GIVEN TASK: Take the lines from the one with "Give me the" through the end of the material below and repeat them exactly, dropping every picture.

WORKING DATA:
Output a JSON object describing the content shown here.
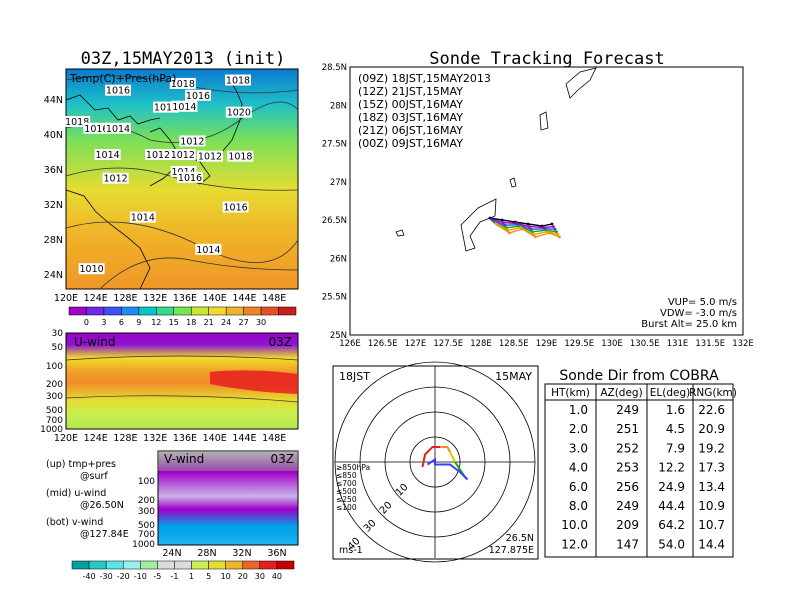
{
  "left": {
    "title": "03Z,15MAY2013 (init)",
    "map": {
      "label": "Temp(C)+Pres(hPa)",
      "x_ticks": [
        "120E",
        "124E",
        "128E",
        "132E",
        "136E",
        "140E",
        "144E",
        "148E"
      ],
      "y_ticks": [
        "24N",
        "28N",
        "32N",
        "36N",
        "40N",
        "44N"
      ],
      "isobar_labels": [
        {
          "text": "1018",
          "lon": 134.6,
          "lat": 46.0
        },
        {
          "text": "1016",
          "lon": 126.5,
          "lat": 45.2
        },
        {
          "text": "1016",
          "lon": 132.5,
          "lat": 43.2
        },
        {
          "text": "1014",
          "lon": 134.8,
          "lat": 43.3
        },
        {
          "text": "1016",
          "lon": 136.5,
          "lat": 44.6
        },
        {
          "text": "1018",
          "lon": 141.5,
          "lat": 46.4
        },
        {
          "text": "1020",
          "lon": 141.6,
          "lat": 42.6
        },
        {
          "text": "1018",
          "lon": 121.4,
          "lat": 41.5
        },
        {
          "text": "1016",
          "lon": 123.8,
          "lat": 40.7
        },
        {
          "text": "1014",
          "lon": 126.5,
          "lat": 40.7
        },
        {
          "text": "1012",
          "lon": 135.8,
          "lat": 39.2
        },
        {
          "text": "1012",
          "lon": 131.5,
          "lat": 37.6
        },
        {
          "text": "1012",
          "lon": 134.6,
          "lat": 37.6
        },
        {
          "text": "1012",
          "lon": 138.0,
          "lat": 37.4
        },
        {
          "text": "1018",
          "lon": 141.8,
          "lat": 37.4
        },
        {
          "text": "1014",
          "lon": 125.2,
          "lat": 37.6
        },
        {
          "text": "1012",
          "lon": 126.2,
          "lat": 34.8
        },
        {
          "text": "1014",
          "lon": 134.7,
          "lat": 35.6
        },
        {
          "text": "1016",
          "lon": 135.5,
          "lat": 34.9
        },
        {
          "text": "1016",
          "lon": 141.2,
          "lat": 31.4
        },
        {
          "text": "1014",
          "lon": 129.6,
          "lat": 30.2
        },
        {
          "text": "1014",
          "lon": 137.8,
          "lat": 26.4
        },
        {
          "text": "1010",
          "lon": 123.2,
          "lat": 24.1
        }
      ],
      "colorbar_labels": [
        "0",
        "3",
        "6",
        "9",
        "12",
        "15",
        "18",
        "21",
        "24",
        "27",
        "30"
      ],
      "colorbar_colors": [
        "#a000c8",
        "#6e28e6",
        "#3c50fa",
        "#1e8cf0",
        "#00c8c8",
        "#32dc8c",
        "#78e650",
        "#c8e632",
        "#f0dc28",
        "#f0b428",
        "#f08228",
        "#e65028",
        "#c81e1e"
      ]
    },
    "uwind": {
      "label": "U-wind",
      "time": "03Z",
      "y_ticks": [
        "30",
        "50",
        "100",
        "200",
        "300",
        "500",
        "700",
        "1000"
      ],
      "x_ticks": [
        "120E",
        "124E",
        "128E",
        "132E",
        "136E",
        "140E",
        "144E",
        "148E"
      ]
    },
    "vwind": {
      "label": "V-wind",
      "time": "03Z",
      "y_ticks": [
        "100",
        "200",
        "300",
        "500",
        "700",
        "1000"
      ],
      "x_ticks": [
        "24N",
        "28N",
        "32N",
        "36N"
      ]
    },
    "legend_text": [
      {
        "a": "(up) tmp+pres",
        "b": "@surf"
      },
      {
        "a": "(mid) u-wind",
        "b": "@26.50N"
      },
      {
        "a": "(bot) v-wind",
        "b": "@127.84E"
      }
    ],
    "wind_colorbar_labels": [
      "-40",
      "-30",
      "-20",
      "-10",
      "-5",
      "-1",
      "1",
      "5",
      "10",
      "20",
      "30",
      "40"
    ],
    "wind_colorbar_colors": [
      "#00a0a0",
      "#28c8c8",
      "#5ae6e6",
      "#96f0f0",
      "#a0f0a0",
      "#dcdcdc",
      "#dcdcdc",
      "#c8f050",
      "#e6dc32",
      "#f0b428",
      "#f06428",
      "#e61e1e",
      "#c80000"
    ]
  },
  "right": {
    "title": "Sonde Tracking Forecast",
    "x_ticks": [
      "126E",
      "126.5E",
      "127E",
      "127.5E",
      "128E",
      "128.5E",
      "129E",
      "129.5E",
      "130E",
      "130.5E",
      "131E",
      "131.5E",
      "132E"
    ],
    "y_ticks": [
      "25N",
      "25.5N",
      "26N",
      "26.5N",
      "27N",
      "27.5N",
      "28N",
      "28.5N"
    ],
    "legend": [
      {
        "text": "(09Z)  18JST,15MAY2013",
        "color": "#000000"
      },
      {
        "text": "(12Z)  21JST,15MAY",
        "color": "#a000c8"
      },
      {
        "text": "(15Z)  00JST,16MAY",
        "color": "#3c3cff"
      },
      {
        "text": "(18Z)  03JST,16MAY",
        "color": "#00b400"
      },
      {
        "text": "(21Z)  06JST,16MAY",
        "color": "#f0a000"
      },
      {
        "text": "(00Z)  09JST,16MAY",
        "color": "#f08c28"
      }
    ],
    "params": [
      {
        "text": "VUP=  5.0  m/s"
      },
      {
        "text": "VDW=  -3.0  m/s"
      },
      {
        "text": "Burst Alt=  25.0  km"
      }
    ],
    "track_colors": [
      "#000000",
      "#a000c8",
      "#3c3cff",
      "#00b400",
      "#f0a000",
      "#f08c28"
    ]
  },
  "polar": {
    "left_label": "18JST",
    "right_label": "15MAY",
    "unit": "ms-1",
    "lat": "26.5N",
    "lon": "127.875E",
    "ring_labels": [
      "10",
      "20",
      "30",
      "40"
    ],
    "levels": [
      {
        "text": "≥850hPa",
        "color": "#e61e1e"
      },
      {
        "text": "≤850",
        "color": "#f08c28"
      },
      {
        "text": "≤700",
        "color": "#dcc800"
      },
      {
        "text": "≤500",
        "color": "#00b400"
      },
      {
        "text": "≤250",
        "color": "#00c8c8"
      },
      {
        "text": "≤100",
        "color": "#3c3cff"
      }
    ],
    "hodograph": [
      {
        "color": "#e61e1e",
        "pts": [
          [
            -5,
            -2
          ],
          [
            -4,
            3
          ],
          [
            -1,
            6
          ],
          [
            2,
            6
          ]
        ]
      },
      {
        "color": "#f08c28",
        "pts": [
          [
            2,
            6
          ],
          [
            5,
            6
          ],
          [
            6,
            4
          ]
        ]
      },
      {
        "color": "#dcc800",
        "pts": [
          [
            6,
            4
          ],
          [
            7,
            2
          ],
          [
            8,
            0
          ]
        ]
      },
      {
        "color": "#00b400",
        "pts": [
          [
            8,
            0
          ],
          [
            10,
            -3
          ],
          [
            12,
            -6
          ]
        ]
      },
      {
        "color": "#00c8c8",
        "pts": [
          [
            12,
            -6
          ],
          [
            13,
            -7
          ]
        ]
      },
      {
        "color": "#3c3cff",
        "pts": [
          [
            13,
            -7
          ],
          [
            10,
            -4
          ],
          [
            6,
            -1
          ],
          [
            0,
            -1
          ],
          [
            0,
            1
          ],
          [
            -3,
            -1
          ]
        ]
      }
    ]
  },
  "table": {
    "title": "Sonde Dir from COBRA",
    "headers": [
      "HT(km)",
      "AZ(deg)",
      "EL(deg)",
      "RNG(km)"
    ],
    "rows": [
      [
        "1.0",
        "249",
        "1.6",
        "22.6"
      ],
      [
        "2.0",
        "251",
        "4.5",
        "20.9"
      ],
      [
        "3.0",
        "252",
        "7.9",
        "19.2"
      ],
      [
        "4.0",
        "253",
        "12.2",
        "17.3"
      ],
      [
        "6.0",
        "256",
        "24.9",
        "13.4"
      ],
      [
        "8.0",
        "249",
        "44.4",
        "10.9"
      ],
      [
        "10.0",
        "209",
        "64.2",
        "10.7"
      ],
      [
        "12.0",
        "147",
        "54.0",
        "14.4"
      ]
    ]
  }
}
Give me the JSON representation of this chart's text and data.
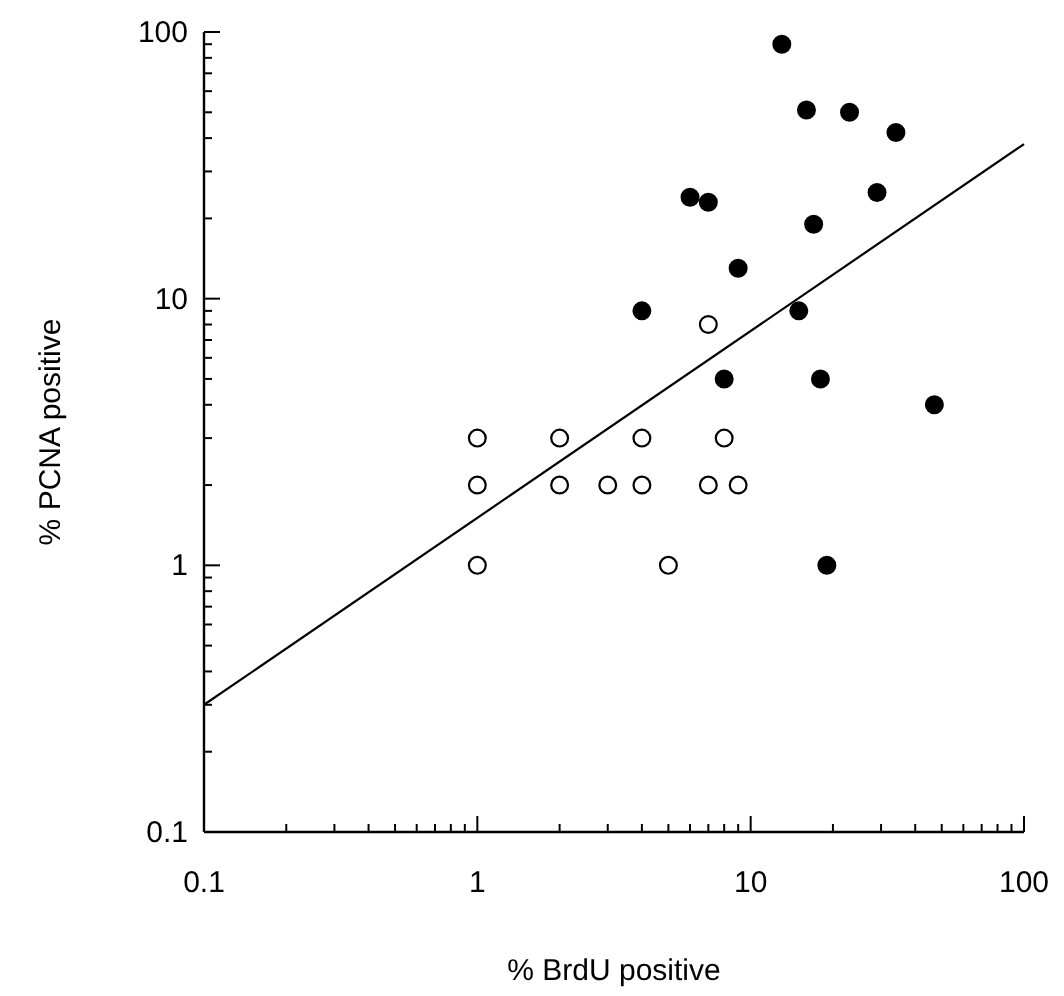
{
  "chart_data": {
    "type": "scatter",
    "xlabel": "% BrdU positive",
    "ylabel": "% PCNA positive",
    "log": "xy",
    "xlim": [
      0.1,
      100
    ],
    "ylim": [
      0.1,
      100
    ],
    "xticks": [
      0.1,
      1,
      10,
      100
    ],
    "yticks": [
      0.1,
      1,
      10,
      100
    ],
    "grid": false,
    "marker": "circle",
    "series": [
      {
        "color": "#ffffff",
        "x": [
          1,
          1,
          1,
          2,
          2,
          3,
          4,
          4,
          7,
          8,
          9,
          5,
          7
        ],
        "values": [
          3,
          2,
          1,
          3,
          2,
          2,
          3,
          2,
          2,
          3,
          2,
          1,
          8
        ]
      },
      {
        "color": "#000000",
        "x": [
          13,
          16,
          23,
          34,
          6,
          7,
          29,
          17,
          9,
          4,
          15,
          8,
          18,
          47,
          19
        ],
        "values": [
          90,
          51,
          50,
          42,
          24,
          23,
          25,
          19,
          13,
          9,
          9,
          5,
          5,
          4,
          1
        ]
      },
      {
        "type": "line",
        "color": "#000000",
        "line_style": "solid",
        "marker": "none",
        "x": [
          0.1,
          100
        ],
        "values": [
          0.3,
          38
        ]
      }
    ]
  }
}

ANSWER BELOW:
Give me the JSON representation of this chart's text and data.
{
  "chart_data": {
    "type": "scatter",
    "xlabel": "% BrdU positive",
    "ylabel": "% PCNA positive",
    "log": "xy",
    "xlim": [
      0.1,
      100
    ],
    "ylim": [
      0.1,
      100
    ],
    "xticks": [
      0.1,
      1,
      10,
      100
    ],
    "yticks": [
      0.1,
      1,
      10,
      100
    ],
    "grid": false,
    "marker": "circle",
    "series": [
      {
        "color": "#ffffff",
        "x": [
          1,
          1,
          1,
          2,
          2,
          3,
          4,
          4,
          7,
          8,
          9,
          5,
          7
        ],
        "values": [
          3,
          2,
          1,
          3,
          2,
          2,
          3,
          2,
          2,
          3,
          2,
          1,
          8
        ]
      },
      {
        "color": "#000000",
        "x": [
          13,
          16,
          23,
          34,
          6,
          7,
          29,
          17,
          9,
          4,
          15,
          8,
          18,
          47,
          19
        ],
        "values": [
          90,
          51,
          50,
          42,
          24,
          23,
          25,
          19,
          13,
          9,
          9,
          5,
          5,
          4,
          1
        ]
      },
      {
        "type": "line",
        "color": "#000000",
        "line_style": "solid",
        "marker": "none",
        "x": [
          0.1,
          100
        ],
        "values": [
          0.3,
          38
        ]
      }
    ]
  }
}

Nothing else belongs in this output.